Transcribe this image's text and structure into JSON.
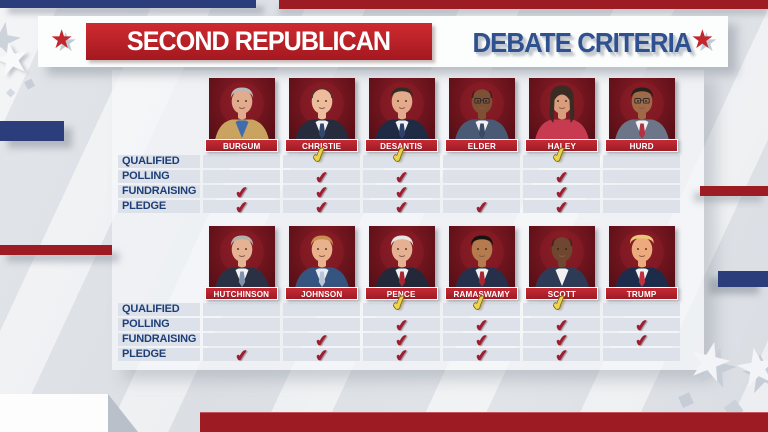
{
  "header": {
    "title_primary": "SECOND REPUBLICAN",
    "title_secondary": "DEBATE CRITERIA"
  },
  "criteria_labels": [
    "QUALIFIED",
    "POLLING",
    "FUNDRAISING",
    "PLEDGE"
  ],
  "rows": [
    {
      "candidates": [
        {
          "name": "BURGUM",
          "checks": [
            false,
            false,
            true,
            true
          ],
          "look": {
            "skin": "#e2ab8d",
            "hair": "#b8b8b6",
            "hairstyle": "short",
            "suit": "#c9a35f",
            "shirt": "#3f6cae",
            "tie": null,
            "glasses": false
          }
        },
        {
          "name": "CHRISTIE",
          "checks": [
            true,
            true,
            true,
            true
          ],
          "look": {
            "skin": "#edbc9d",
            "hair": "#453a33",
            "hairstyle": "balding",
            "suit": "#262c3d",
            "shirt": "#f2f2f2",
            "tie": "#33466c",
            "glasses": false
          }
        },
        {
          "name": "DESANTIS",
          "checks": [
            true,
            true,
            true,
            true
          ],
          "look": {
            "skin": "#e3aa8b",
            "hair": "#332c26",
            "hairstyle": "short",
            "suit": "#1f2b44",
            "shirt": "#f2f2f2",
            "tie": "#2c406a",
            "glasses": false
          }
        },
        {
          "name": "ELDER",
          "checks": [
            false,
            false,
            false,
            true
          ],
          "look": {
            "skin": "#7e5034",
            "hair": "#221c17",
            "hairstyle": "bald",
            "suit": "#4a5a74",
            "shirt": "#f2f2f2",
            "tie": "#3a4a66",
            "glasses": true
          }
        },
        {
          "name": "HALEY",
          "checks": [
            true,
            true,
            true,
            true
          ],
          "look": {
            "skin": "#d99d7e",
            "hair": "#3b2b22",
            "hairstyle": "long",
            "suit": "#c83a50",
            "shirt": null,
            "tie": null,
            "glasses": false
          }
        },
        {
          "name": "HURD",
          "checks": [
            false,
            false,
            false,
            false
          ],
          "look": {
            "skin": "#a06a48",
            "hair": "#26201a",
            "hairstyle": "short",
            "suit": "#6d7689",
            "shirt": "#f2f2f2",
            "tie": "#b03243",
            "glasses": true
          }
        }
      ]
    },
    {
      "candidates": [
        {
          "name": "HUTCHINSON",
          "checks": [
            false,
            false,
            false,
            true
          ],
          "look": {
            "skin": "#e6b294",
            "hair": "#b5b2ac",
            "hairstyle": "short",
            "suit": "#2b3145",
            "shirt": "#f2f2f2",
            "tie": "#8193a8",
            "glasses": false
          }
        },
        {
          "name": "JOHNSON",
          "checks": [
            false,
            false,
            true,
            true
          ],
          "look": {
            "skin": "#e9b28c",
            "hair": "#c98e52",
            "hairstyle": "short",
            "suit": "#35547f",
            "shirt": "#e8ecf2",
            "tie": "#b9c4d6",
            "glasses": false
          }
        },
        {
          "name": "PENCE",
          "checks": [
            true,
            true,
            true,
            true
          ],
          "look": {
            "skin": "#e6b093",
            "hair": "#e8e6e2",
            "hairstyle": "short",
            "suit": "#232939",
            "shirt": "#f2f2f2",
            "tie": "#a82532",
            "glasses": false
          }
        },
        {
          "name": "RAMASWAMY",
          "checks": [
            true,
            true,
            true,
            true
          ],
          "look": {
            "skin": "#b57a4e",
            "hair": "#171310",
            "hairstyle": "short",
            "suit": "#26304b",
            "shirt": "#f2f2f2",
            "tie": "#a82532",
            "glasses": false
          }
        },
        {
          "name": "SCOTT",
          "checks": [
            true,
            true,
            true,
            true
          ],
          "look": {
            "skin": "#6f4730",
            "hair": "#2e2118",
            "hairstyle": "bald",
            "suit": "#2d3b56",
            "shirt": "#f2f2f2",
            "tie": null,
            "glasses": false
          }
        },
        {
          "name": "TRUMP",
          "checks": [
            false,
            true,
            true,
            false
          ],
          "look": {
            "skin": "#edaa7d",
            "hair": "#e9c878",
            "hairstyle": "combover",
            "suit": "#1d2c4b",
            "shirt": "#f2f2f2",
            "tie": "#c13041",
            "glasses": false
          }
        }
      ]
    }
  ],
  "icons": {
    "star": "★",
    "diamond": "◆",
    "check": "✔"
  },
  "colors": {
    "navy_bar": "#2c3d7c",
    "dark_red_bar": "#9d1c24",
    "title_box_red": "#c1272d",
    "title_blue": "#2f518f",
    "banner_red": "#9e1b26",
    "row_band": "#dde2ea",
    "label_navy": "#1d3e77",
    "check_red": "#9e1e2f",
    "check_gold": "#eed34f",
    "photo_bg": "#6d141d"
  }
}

...

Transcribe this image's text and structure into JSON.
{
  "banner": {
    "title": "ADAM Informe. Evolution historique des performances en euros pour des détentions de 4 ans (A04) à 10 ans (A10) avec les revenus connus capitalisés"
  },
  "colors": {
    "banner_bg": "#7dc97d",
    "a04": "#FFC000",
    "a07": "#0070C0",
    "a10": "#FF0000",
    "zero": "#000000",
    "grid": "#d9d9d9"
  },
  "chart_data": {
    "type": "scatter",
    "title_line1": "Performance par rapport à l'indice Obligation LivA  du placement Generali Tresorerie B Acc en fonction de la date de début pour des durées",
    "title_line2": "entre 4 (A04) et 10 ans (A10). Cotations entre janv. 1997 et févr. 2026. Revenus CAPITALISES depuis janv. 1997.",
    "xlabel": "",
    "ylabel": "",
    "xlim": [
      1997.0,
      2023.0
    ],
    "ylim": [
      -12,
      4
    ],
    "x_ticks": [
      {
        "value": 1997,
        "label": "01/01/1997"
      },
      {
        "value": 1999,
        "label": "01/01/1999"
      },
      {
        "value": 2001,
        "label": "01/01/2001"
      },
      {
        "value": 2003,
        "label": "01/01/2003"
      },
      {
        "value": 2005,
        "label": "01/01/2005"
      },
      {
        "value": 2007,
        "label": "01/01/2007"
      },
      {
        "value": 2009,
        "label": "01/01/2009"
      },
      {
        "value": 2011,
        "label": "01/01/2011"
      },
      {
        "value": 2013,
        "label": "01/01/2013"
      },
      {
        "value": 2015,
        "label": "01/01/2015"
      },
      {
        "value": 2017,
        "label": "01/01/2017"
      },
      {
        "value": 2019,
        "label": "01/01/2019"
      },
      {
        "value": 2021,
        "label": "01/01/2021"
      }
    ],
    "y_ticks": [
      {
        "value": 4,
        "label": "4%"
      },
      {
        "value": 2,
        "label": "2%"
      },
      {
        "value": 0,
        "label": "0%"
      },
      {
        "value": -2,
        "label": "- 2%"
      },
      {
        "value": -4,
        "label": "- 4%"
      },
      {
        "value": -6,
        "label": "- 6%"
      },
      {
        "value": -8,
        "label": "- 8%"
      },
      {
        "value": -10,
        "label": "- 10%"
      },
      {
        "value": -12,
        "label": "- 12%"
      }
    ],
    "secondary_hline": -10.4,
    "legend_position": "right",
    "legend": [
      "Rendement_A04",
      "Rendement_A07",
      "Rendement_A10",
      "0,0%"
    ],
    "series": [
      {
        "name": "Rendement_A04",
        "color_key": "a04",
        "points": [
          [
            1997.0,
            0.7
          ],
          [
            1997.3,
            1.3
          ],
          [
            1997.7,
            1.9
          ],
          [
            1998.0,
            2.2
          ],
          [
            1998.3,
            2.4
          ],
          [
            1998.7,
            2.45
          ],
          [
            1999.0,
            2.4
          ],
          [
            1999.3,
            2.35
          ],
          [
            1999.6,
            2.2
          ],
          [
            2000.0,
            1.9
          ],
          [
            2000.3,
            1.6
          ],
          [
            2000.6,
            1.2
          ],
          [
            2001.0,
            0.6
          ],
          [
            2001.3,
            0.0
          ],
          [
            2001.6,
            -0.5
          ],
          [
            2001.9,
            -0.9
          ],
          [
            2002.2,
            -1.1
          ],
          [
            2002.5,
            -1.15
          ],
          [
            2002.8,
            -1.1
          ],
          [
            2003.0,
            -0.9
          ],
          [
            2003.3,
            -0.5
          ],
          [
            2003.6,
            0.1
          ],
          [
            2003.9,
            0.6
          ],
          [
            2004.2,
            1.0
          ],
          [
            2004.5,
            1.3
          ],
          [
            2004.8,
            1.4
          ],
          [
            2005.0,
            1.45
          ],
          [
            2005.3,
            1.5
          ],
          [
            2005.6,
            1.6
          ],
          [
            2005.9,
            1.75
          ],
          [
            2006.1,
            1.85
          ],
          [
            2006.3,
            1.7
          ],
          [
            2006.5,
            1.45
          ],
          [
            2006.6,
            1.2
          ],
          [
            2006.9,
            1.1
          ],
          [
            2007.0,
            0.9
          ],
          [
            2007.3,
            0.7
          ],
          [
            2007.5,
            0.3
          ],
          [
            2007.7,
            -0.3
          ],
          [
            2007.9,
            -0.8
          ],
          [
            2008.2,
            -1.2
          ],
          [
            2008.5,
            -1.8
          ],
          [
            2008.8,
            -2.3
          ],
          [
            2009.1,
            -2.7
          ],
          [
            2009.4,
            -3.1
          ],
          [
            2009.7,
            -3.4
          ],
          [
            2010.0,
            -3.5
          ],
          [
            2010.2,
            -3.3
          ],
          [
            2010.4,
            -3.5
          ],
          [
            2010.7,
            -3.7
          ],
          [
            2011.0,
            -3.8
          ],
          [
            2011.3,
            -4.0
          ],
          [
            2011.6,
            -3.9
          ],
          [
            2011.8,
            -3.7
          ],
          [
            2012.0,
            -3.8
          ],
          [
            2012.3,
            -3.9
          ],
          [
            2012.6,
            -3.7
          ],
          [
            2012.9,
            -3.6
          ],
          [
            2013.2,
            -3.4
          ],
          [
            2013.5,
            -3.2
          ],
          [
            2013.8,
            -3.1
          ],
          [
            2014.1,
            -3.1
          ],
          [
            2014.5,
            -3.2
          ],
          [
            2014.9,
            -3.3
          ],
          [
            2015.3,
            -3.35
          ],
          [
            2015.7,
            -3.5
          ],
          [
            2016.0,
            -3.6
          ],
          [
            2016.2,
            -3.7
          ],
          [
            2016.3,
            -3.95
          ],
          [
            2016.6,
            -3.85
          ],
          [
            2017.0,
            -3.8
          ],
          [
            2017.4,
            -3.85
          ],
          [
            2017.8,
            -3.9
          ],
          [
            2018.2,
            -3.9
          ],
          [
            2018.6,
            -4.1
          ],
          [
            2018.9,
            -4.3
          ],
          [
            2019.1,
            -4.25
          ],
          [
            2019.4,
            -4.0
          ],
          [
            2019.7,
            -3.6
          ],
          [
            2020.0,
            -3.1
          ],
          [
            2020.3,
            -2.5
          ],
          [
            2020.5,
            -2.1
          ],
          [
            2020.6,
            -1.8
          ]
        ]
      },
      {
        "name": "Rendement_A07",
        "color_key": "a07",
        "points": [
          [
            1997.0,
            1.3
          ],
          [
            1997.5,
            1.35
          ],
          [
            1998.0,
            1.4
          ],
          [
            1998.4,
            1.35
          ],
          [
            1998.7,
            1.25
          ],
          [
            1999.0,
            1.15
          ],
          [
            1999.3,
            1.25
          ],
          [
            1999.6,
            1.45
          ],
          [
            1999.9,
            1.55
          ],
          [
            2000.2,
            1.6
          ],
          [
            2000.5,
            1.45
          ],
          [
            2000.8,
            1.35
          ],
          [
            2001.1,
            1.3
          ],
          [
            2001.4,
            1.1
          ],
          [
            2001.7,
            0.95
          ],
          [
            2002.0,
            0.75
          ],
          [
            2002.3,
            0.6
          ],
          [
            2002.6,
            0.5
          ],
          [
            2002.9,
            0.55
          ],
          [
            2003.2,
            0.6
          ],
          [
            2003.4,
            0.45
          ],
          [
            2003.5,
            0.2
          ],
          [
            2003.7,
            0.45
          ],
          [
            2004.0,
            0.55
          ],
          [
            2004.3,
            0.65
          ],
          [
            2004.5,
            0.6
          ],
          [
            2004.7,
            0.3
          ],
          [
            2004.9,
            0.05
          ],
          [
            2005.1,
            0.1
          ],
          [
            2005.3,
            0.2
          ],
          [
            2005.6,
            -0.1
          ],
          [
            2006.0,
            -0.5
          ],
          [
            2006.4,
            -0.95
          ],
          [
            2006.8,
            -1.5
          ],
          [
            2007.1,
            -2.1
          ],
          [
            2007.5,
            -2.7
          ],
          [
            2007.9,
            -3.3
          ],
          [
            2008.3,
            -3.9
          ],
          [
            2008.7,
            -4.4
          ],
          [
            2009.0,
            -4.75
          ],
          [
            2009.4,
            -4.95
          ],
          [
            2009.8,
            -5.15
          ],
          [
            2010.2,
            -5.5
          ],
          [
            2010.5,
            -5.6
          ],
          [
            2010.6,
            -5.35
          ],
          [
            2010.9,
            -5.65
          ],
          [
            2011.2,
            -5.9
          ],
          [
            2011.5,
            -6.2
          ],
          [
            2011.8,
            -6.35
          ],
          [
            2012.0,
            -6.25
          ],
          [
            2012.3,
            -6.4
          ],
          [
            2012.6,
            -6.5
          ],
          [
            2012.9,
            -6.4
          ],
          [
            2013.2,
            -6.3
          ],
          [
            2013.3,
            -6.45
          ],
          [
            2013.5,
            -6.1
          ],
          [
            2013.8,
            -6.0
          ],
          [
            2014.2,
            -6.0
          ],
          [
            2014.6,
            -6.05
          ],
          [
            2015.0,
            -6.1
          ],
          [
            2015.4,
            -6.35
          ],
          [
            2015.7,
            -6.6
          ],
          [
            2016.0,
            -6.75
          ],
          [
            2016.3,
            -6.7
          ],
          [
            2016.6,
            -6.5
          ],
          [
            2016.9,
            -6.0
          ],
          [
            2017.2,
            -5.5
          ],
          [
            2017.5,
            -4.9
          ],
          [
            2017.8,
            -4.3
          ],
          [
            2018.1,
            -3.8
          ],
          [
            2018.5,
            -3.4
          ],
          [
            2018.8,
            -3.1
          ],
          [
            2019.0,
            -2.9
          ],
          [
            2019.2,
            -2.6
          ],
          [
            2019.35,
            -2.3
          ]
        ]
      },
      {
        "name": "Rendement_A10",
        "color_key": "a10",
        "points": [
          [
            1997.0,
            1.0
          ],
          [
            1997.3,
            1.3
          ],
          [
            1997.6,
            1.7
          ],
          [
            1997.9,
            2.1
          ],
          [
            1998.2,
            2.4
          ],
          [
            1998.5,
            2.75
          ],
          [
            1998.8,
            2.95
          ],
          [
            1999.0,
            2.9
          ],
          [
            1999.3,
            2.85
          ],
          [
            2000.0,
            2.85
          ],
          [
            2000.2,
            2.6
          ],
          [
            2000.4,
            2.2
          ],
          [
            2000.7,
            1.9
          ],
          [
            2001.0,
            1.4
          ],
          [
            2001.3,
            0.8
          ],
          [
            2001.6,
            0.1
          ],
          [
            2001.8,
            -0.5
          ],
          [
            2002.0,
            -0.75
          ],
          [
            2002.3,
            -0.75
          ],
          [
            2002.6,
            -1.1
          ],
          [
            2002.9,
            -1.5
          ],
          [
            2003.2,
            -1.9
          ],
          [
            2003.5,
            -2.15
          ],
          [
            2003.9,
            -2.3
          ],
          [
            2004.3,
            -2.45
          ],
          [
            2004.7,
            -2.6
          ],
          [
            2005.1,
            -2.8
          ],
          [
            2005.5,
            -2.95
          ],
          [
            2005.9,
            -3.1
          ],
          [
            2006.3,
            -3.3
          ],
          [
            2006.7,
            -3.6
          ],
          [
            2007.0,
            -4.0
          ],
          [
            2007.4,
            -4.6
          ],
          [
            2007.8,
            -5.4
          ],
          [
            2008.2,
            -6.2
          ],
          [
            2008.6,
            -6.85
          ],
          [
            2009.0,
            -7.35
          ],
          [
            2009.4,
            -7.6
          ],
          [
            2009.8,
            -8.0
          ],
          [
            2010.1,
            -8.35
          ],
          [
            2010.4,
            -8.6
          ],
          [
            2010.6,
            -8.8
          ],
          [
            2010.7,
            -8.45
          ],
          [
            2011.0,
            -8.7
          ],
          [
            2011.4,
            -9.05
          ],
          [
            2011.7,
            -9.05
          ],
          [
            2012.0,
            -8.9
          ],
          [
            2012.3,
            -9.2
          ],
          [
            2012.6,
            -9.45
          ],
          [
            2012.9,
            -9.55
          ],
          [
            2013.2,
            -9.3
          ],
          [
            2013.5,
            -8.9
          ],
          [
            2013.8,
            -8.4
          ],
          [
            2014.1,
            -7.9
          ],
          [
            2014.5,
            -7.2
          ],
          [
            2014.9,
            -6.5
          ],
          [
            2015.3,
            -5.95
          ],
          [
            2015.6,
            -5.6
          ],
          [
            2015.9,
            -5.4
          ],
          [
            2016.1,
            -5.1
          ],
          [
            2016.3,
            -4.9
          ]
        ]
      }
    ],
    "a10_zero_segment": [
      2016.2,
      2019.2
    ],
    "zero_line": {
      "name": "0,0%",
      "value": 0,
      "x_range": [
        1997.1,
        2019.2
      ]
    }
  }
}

*WRITTEN REQUEST*
Using the records given above, list every line that includes the word "pour".

*WORKED SOLUTION*
    "title": "ADAM Informe. Evolution historique des performances en euros pour des détentions de 4 ans (A04) à 10 ans (A10) avec les revenus connus capitalisés"
    "title_line1": "Performance par rapport à l'indice Obligation LivA  du placement Generali Tresorerie B Acc en fonction de la date de début pour des durées",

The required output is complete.